[SHORT TASK] Put the data below into a JSON list of strings, one string per line and blank lines left out. Start with the line containing "y-tick-label: 1.6 [48,40,66,56]" and go on through the line containing "y-tick-label: 0.2 [48,294,66,310]". Include both of those lines and no others.

[SUPPLIED MATERIAL]
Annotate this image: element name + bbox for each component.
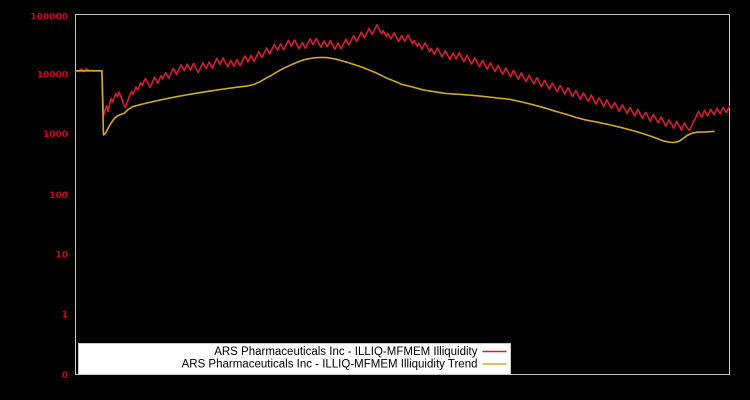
y-axis-tick-label: 100 <box>49 191 68 201</box>
y-axis-tick-label: 100000 <box>30 13 68 23</box>
y-axis-tick-label: 1 <box>62 310 68 320</box>
series-line-illiquidity-trend <box>74 56 715 144</box>
legend-box <box>78 343 511 375</box>
series-lines <box>74 24 731 144</box>
y-axis-tick-label: 0 <box>62 371 68 381</box>
legend-entry-label[interactable]: ARS Pharmaceuticals Inc - ILLIQ-MFMEM Il… <box>214 346 478 358</box>
y-axis-tick-label: 1000 <box>43 130 68 140</box>
legend-entry-label[interactable]: ARS Pharmaceuticals Inc - ILLIQ-MFMEM Il… <box>182 359 478 371</box>
series-line-illiquidity <box>74 24 731 132</box>
y-axis-tick-label: 10000 <box>37 70 68 80</box>
y-axis-tick-label: 10 <box>55 251 68 261</box>
chart-legend[interactable]: ARS Pharmaceuticals Inc - ILLIQ-MFMEM Il… <box>78 343 511 375</box>
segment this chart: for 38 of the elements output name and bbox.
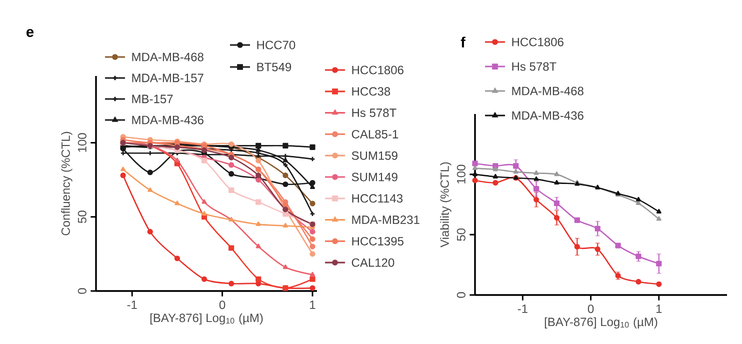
legend-label: HCC1806 (352, 66, 404, 74)
x-tick-label: -1 (518, 304, 528, 313)
y-axis-title: Viability (%CTL) (440, 162, 452, 248)
legend-label: HCC70 (257, 40, 296, 50)
legend-label: MB-157 (132, 94, 173, 104)
legend-label: MDA-MB-468 (132, 52, 204, 62)
legend-label: SUM159 (352, 151, 398, 160)
legend-label: MDA-MB231 (352, 216, 420, 224)
x-tick-label: -1 (127, 300, 137, 309)
x-axis-title: [BAY-876] Log$_{10}$ (µM) (544, 317, 658, 329)
chart-title: e (26, 28, 34, 38)
x-tick-label: 1 (656, 304, 662, 313)
legend-label: Hs 578T (512, 62, 556, 71)
legend-label: Hs 578T (352, 108, 396, 118)
legend-label: HCC1806 (512, 38, 564, 46)
y-tick-label: 50 (456, 228, 466, 241)
y-tick-label: 0 (78, 288, 86, 294)
legend-label: HCC38 (352, 87, 390, 96)
x-axis-title: [BAY-876] Log$_{10}$ (µM) (150, 313, 263, 325)
legend-label: MDA-MB-436 (132, 116, 204, 124)
legend-label: CAL120 (352, 258, 394, 267)
x-tick-label: 1 (310, 300, 316, 309)
y-axis-title: Confluency (%CTL) (61, 132, 72, 236)
legend-label: MDA-MB-157 (132, 74, 204, 82)
x-tick-label: 0 (588, 304, 594, 314)
legend-label: MDA-MB-468 (512, 86, 584, 96)
legend-label: BT549 (257, 62, 292, 72)
legend-label: HCC1395 (352, 236, 404, 246)
y-tick-label: 100 (78, 133, 86, 152)
y-tick-label: 100 (456, 164, 466, 184)
legend-label: HCC1143 (352, 194, 403, 203)
y-tick-label: 50 (78, 210, 86, 224)
legend-label: CAL85-1 (352, 130, 398, 138)
legend-label: MDA-MB-436 (512, 111, 584, 120)
legend-label: SUM149 (352, 172, 398, 182)
x-tick-label: 0 (219, 300, 226, 310)
y-tick-label: 0 (456, 292, 466, 298)
chart-title: f (460, 36, 466, 48)
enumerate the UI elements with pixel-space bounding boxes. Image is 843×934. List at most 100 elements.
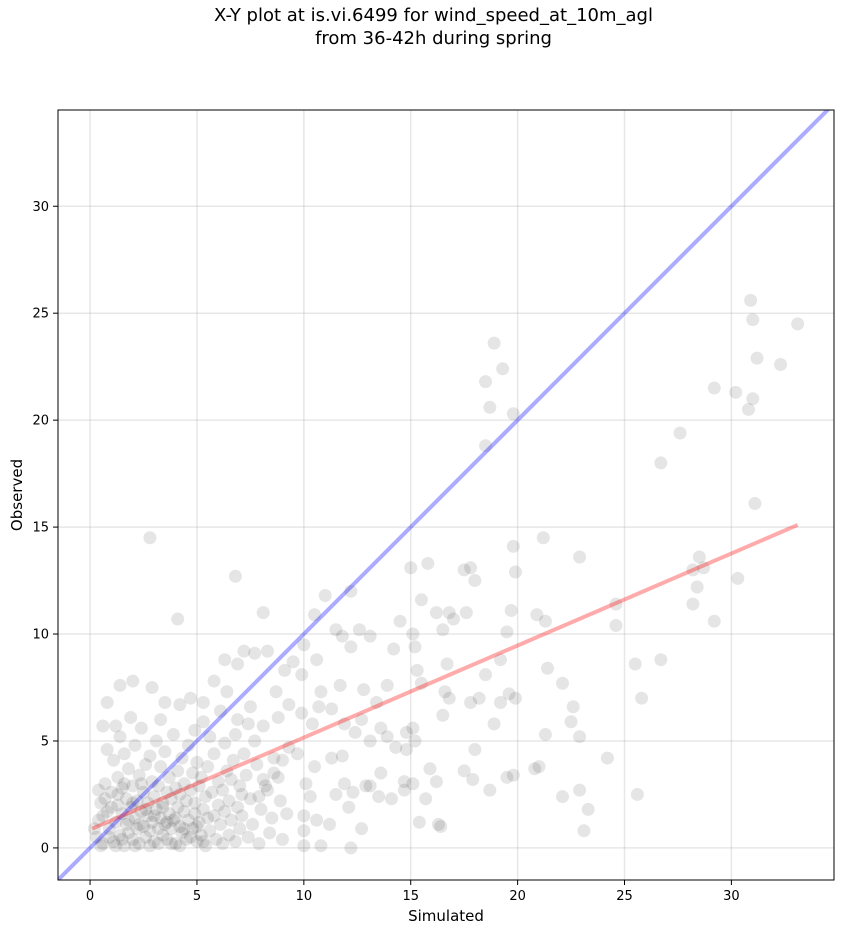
data-point xyxy=(399,743,413,757)
data-point xyxy=(774,358,788,372)
plot-background xyxy=(58,110,834,880)
data-point xyxy=(194,828,208,842)
data-point xyxy=(344,841,358,855)
data-point xyxy=(126,779,140,793)
data-point xyxy=(457,764,471,778)
data-point xyxy=(421,556,435,570)
data-point xyxy=(380,730,394,744)
data-point xyxy=(188,807,202,821)
data-point xyxy=(359,779,373,793)
data-point xyxy=(297,809,311,823)
data-point xyxy=(248,646,262,660)
data-point xyxy=(228,569,242,583)
data-point xyxy=(408,640,422,654)
data-point xyxy=(472,691,486,705)
data-point xyxy=(128,811,142,825)
data-point xyxy=(312,700,326,714)
data-point xyxy=(94,796,108,810)
x-tick-label: 10 xyxy=(296,889,313,904)
data-point xyxy=(164,792,178,806)
data-point xyxy=(231,800,245,814)
data-point xyxy=(256,606,270,620)
data-point xyxy=(352,623,366,637)
data-point xyxy=(273,794,287,808)
data-point xyxy=(107,753,121,767)
data-point xyxy=(151,822,165,836)
data-point xyxy=(459,606,473,620)
data-point xyxy=(224,772,238,786)
data-point xyxy=(573,783,587,797)
data-point xyxy=(374,721,388,735)
data-point xyxy=(126,832,140,846)
data-point xyxy=(175,826,189,840)
y-axis-label: Observed xyxy=(8,459,26,531)
data-point xyxy=(729,385,743,399)
data-point xyxy=(337,717,351,731)
x-tick-label: 25 xyxy=(616,889,633,904)
data-point xyxy=(419,792,433,806)
data-point xyxy=(600,751,614,765)
data-point xyxy=(581,802,595,816)
data-point xyxy=(143,749,157,763)
data-point xyxy=(192,815,206,829)
data-point xyxy=(233,779,247,793)
data-point xyxy=(205,785,219,799)
data-point xyxy=(132,768,146,782)
data-point xyxy=(173,787,187,801)
data-point xyxy=(134,777,148,791)
data-point xyxy=(297,839,311,853)
data-point xyxy=(196,695,210,709)
data-point xyxy=(577,824,591,838)
data-point xyxy=(333,678,347,692)
data-point xyxy=(464,561,478,575)
y-tick-label: 20 xyxy=(32,414,49,429)
data-point xyxy=(410,663,424,677)
data-point xyxy=(412,815,426,829)
data-point xyxy=(750,351,764,365)
data-point xyxy=(556,676,570,690)
data-point xyxy=(169,837,183,851)
data-point xyxy=(235,787,249,801)
data-point xyxy=(297,638,311,652)
data-point xyxy=(271,770,285,784)
data-point xyxy=(252,837,266,851)
data-point xyxy=(177,777,191,791)
data-point xyxy=(160,785,174,799)
data-point xyxy=(115,807,129,821)
y-tick-label: 5 xyxy=(41,734,49,749)
data-point xyxy=(149,734,163,748)
data-point xyxy=(188,796,202,810)
data-point xyxy=(635,691,649,705)
data-point xyxy=(286,655,300,669)
data-point xyxy=(265,811,279,825)
data-point xyxy=(387,642,401,656)
data-point xyxy=(436,708,450,722)
data-point xyxy=(686,597,700,611)
data-point xyxy=(355,822,369,836)
data-point xyxy=(508,691,522,705)
data-point xyxy=(252,790,266,804)
data-point xyxy=(201,760,215,774)
data-point xyxy=(256,719,270,733)
data-point xyxy=(145,775,159,789)
data-point xyxy=(429,606,443,620)
data-point xyxy=(241,717,255,731)
data-point xyxy=(162,770,176,784)
data-point xyxy=(201,811,215,825)
data-point xyxy=(134,805,148,819)
data-point xyxy=(207,674,221,688)
data-point xyxy=(429,775,443,789)
data-point xyxy=(466,772,480,786)
data-point xyxy=(166,728,180,742)
data-point xyxy=(119,817,133,831)
data-point xyxy=(137,785,151,799)
data-point xyxy=(207,747,221,761)
data-point xyxy=(113,730,127,744)
data-point xyxy=(314,839,328,853)
data-point xyxy=(179,794,193,808)
data-point xyxy=(271,710,285,724)
data-point xyxy=(128,738,142,752)
data-point xyxy=(566,700,580,714)
data-point xyxy=(628,657,642,671)
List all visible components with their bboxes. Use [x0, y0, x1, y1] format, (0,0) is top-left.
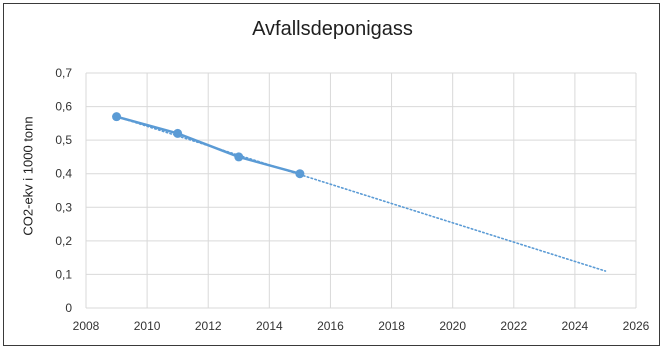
y-tick-label: 0: [65, 301, 72, 315]
y-tick-label: 0,3: [55, 200, 72, 214]
x-tick-label: 2026: [623, 319, 650, 333]
chart-frame: [3, 3, 660, 346]
x-tick-label: 2010: [134, 319, 161, 333]
y-tick-label: 0,4: [55, 167, 72, 181]
x-tick-label: 2016: [317, 319, 344, 333]
y-tick-label: 0,2: [55, 234, 72, 248]
x-tick-label: 2008: [73, 319, 100, 333]
x-tick-label: 2024: [562, 319, 589, 333]
x-tick-label: 2012: [195, 319, 222, 333]
y-tick-label: 0,5: [55, 133, 72, 147]
x-tick-label: 2020: [439, 319, 466, 333]
x-tick-label: 2022: [500, 319, 527, 333]
y-tick-label: 0,6: [55, 100, 72, 114]
x-tick-label: 2018: [378, 319, 405, 333]
y-tick-label: 0,1: [55, 267, 72, 281]
data-point: [295, 169, 305, 179]
chart-title: Avfallsdeponigass: [252, 18, 413, 40]
x-tick-label: 2014: [256, 319, 283, 333]
y-tick-label: 0,7: [55, 66, 72, 80]
trendline: [115, 115, 607, 272]
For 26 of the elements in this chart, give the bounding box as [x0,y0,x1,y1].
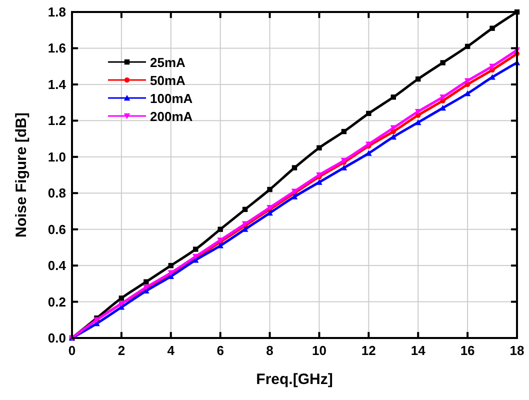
y-tick-label: 1.6 [48,40,66,56]
y-axis-title: Noise Figure [dB] [13,112,30,238]
legend-label: 100mA [150,91,194,106]
y-tick-label: 0.6 [48,222,66,237]
y-tick-label: 0.8 [48,186,66,201]
x-tick-label: 0 [68,343,76,358]
x-tick-label: 18 [510,343,524,358]
y-tick-label: 1.0 [48,149,66,164]
y-tick-label: 0.4 [48,258,67,274]
y-tick-label: 0.2 [48,294,66,310]
y-tick-label: 1.2 [48,113,66,128]
x-tick-label: 4 [167,343,176,358]
x-tick-label: 6 [216,343,224,358]
x-tick-label: 2 [118,343,126,358]
x-tick-label: 10 [312,343,326,358]
y-tick-label: 1.4 [48,76,67,92]
legend-label: 25mA [150,55,186,70]
legend-label: 200mA [150,109,194,124]
x-axis-title: Freq.[GHz] [256,371,333,388]
y-tick-label: 1.8 [48,4,66,20]
y-tick-label: 0.0 [48,330,66,346]
x-tick-label: 16 [460,343,475,358]
x-tick-label: 8 [266,343,274,358]
x-tick-label: 14 [410,343,426,358]
legend-label: 50mA [150,73,186,88]
x-tick-label: 12 [361,343,376,358]
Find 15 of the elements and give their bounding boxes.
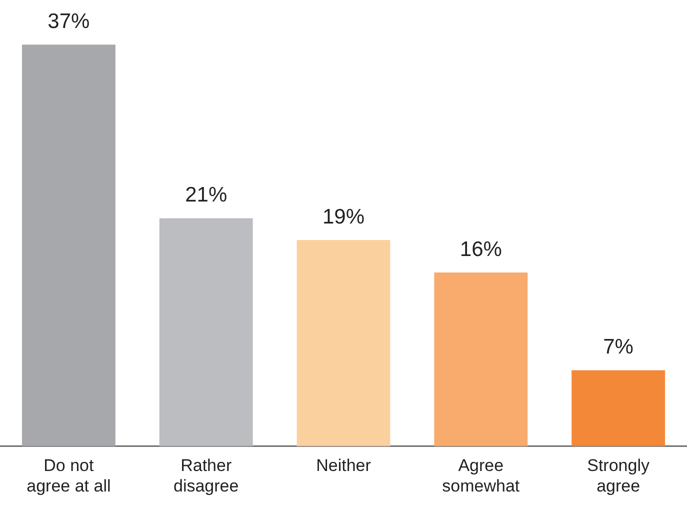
x-tick-label: Rather disagree: [173, 456, 239, 496]
data-label: 21%: [185, 184, 228, 207]
x-tick-label: Do not agree at all: [26, 456, 111, 496]
x-tick-label: Strongly agree: [587, 456, 650, 496]
data-label: 16%: [460, 238, 502, 261]
bar: [434, 272, 528, 446]
x-tick-label: Agree somewhat: [442, 456, 520, 496]
bar: [22, 44, 116, 446]
data-label: 19%: [322, 205, 365, 228]
bar: [159, 218, 253, 446]
bar: [296, 240, 390, 446]
data-label: 37%: [48, 10, 90, 33]
x-tick-label: Neither: [316, 456, 372, 476]
bar: [572, 370, 666, 446]
data-label: 7%: [603, 336, 634, 359]
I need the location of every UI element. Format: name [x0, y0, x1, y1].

[ANSWER TO THE PROBLEM]
[
  "y-tick-label: 1.6 [48,40,66,56]",
  "y-axis-title: Noise Figure [dB] [13,112,30,238]",
  "legend-label: 100mA [150,91,194,106]",
  "y-tick-label: 0.6 [48,222,66,237]",
  "y-tick-label: 0.8 [48,186,66,201]",
  "x-tick-label: 0 [68,343,76,358]",
  "x-tick-label: 18 [510,343,524,358]",
  "y-tick-label: 1.0 [48,149,66,164]",
  "y-tick-label: 0.4 [48,258,67,274]",
  "y-tick-label: 0.2 [48,294,66,310]"
]